## Start TASK MATERIAL

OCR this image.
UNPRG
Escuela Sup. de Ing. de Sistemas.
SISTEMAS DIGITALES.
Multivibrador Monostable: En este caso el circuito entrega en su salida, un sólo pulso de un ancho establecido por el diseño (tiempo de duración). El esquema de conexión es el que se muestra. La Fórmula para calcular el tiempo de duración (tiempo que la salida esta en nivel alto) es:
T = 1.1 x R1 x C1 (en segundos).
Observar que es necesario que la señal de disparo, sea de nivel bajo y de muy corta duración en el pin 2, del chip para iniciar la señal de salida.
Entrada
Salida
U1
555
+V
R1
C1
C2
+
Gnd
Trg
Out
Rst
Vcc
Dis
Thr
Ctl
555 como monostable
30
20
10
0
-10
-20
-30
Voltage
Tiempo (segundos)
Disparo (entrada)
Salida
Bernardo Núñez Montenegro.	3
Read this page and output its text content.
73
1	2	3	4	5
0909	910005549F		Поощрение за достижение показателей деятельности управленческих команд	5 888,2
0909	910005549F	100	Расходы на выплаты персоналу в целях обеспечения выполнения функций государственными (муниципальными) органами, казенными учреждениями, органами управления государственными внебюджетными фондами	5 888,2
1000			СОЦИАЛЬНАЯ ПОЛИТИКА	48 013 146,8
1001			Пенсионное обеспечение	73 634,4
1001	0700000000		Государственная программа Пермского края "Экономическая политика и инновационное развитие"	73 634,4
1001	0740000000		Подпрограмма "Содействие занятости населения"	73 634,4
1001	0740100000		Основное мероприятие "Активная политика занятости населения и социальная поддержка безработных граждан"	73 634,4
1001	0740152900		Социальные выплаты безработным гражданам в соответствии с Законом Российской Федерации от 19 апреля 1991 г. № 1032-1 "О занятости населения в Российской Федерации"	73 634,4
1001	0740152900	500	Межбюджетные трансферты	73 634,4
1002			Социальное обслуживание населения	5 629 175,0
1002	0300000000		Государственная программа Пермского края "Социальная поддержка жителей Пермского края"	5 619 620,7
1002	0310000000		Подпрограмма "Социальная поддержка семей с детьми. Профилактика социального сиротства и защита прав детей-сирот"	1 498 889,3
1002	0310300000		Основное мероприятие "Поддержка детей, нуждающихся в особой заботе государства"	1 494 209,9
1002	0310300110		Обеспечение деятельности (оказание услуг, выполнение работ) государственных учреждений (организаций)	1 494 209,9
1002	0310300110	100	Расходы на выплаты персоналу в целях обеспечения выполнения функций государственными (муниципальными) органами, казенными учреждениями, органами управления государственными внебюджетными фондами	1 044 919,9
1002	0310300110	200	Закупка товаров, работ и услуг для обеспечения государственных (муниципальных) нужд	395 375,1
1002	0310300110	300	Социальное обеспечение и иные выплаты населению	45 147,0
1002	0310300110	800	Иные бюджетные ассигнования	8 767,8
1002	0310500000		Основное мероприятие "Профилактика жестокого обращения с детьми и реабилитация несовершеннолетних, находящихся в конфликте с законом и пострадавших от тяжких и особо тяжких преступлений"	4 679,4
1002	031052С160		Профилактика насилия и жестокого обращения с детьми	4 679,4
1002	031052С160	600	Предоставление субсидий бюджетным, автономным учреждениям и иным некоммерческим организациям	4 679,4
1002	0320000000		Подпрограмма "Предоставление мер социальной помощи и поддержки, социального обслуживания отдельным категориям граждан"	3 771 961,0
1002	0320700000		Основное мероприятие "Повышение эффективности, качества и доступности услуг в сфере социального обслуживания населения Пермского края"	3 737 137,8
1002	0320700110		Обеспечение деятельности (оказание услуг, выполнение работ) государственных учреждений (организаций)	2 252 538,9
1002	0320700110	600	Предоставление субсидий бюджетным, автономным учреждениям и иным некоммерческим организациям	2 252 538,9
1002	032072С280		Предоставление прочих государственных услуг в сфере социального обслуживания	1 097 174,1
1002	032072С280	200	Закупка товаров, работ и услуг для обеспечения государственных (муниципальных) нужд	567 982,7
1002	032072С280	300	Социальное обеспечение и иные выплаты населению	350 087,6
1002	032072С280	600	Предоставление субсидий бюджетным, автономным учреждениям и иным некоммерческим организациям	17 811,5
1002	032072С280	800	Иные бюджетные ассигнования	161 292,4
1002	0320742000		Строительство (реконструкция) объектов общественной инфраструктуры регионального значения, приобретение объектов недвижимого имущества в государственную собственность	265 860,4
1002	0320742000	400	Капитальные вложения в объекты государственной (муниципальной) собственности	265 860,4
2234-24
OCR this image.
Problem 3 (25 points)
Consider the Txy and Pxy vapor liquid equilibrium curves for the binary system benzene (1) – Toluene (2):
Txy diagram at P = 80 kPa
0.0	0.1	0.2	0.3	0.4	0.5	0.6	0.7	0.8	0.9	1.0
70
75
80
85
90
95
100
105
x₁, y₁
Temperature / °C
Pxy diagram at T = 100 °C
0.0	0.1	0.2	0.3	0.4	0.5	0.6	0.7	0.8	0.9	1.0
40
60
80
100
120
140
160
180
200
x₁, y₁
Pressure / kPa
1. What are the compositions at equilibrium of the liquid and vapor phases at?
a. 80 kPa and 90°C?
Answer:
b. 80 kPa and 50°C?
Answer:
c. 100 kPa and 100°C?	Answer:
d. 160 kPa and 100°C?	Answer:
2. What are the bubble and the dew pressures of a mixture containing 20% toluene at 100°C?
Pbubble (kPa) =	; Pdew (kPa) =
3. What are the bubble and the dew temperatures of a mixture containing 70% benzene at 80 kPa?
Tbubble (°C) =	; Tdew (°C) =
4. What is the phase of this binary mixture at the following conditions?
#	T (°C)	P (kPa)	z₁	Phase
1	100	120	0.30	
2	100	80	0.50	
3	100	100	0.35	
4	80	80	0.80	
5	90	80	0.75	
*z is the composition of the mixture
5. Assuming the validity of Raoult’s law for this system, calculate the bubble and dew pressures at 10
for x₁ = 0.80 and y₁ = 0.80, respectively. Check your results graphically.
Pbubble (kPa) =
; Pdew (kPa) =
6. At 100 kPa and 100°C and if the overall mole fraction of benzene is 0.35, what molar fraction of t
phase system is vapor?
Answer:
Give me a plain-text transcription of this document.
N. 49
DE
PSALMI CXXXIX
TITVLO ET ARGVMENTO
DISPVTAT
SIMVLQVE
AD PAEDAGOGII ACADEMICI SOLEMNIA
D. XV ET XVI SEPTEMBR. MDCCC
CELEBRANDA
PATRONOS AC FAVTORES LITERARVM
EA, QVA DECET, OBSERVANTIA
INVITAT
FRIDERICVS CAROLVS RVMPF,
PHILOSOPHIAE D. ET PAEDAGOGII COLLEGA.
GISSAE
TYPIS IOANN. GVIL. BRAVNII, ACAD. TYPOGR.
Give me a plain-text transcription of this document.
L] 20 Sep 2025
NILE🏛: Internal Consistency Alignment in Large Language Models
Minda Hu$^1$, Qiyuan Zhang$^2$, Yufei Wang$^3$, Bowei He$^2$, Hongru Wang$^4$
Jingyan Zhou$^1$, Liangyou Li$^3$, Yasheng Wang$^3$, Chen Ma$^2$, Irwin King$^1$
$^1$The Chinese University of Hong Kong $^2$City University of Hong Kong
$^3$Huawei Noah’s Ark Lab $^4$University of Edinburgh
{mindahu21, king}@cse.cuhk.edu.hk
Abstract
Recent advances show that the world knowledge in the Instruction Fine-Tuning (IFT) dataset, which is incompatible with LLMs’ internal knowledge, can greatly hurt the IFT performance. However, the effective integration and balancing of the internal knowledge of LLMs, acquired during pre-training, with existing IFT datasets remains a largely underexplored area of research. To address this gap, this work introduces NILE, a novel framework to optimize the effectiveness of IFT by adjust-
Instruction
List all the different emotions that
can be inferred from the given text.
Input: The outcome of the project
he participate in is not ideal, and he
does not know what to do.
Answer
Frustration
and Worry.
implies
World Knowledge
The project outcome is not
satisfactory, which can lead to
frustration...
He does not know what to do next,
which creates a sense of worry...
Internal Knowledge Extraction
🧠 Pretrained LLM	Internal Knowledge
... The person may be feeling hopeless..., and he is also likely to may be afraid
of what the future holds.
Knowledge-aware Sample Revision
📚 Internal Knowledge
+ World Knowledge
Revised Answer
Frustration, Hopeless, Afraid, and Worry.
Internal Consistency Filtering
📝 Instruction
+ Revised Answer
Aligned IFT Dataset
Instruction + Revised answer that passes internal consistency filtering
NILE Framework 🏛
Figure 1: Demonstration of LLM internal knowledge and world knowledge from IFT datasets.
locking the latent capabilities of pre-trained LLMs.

## End TASK MATERIAL

PROBLEM TO SOLVE:
Provide only the count of lines in the material above that hold the word "LLMs".

TASK RESPONSE:
2